(Saved entries)
# # # # # # #

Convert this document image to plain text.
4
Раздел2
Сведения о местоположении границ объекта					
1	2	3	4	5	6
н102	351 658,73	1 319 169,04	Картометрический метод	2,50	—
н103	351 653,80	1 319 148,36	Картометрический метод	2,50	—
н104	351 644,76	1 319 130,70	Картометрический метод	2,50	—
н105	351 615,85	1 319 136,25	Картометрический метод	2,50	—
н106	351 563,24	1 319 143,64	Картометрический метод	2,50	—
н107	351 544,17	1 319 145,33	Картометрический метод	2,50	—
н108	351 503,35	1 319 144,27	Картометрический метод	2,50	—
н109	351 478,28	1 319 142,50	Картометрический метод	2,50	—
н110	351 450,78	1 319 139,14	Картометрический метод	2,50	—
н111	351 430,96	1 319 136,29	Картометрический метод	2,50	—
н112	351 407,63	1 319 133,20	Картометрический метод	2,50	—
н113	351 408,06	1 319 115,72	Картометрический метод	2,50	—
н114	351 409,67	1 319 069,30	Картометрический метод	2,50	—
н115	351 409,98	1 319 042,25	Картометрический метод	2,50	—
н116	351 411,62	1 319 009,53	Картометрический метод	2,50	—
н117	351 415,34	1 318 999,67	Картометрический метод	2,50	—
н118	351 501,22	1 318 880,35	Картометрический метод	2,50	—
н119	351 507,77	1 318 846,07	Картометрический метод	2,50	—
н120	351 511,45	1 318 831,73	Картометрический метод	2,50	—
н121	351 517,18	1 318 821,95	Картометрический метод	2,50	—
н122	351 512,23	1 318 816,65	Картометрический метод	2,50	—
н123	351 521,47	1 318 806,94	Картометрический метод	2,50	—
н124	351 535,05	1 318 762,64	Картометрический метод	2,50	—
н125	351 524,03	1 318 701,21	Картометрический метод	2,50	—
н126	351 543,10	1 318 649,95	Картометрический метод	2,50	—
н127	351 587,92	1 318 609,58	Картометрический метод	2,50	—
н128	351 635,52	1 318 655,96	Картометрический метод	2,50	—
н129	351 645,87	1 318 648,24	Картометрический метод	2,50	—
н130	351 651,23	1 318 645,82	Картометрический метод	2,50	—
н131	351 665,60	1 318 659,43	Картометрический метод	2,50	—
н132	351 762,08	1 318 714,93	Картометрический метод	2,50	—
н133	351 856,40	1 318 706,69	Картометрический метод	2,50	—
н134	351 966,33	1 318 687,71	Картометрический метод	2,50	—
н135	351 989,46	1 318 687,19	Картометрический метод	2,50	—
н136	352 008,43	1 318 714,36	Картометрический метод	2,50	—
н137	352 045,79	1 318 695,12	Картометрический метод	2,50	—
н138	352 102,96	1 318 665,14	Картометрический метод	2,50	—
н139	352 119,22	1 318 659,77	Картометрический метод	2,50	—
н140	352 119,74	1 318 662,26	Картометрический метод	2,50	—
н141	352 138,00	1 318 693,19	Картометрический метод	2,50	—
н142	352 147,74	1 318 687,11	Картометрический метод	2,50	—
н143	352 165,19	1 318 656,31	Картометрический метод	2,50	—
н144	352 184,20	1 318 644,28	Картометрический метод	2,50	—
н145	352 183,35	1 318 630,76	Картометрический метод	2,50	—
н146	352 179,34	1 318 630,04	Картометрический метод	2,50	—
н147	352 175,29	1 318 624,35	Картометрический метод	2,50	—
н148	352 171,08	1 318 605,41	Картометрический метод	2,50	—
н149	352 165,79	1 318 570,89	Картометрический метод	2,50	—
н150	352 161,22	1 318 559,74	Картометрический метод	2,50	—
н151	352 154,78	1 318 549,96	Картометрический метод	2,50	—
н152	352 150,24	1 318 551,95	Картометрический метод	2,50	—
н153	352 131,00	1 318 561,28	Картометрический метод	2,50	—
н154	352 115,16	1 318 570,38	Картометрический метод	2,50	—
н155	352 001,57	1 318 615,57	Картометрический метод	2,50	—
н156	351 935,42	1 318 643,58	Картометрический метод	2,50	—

# # # # # # #

▸ **Aim of the exercise**: All of the entries need to be reproduced exactly; please write them out.

▸ **Response for this exercise**:
Convert this document image to plain text.
4
Раздел2
Сведения о местоположении границ объекта					
1	2	3	4	5	6
н102	351 658,73	1 319 169,04	Картометрический метод	2,50	—
н103	351 653,80	1 319 148,36	Картометрический метод	2,50	—
н104	351 644,76	1 319 130,70	Картометрический метод	2,50	—
н105	351 615,85	1 319 136,25	Картометрический метод	2,50	—
н106	351 563,24	1 319 143,64	Картометрический метод	2,50	—
н107	351 544,17	1 319 145,33	Картометрический метод	2,50	—
н108	351 503,35	1 319 144,27	Картометрический метод	2,50	—
н109	351 478,28	1 319 142,50	Картометрический метод	2,50	—
н110	351 450,78	1 319 139,14	Картометрический метод	2,50	—
н111	351 430,96	1 319 136,29	Картометрический метод	2,50	—
н112	351 407,63	1 319 133,20	Картометрический метод	2,50	—
н113	351 408,06	1 319 115,72	Картометрический метод	2,50	—
н114	351 409,67	1 319 069,30	Картометрический метод	2,50	—
н115	351 409,98	1 319 042,25	Картометрический метод	2,50	—
н116	351 411,62	1 319 009,53	Картометрический метод	2,50	—
н117	351 415,34	1 318 999,67	Картометрический метод	2,50	—
н118	351 501,22	1 318 880,35	Картометрический метод	2,50	—
н119	351 507,77	1 318 846,07	Картометрический метод	2,50	—
н120	351 511,45	1 318 831,73	Картометрический метод	2,50	—
н121	351 517,18	1 318 821,95	Картометрический метод	2,50	—
н122	351 512,23	1 318 816,65	Картометрический метод	2,50	—
н123	351 521,47	1 318 806,94	Картометрический метод	2,50	—
н124	351 535,05	1 318 762,64	Картометрический метод	2,50	—
н125	351 524,03	1 318 701,21	Картометрический метод	2,50	—
н126	351 543,10	1 318 649,95	Картометрический метод	2,50	—
н127	351 587,92	1 318 609,58	Картометрический метод	2,50	—
н128	351 635,52	1 318 655,96	Картометрический метод	2,50	—
н129	351 645,87	1 318 648,24	Картометрический метод	2,50	—
н130	351 651,23	1 318 645,82	Картометрический метод	2,50	—
н131	351 665,60	1 318 659,43	Картометрический метод	2,50	—
н132	351 762,08	1 318 714,93	Картометрический метод	2,50	—
н133	351 856,40	1 318 706,69	Картометрический метод	2,50	—
н134	351 966,33	1 318 687,71	Картометрический метод	2,50	—
н135	351 989,46	1 318 687,19	Картометрический метод	2,50	—
н136	352 008,43	1 318 714,36	Картометрический метод	2,50	—
н137	352 045,79	1 318 695,12	Картометрический метод	2,50	—
н138	352 102,96	1 318 665,14	Картометрический метод	2,50	—
н139	352 119,22	1 318 659,77	Картометрический метод	2,50	—
н140	352 119,74	1 318 662,26	Картометрический метод	2,50	—
н141	352 138,00	1 318 693,19	Картометрический метод	2,50	—
н142	352 147,74	1 318 687,11	Картометрический метод	2,50	—
н143	352 165,19	1 318 656,31	Картометрический метод	2,50	—
н144	352 184,20	1 318 644,28	Картометрический метод	2,50	—
н145	352 183,35	1 318 630,76	Картометрический метод	2,50	—
н146	352 179,34	1 318 630,04	Картометрический метод	2,50	—
н147	352 175,29	1 318 624,35	Картометрический метод	2,50	—
н148	352 171,08	1 318 605,41	Картометрический метод	2,50	—
н149	352 165,79	1 318 570,89	Картометрический метод	2,50	—
н150	352 161,22	1 318 559,74	Картометрический метод	2,50	—
н151	352 154,78	1 318 549,96	Картометрический метод	2,50	—
н152	352 150,24	1 318 551,95	Картометрический метод	2,50	—
н153	352 131,00	1 318 561,28	Картометрический метод	2,50	—
н154	352 115,16	1 318 570,38	Картометрический метод	2,50	—
н155	352 001,57	1 318 615,57	Картометрический метод	2,50	—
н156	351 935,42	1 318 643,58	Картометрический метод	2,50	—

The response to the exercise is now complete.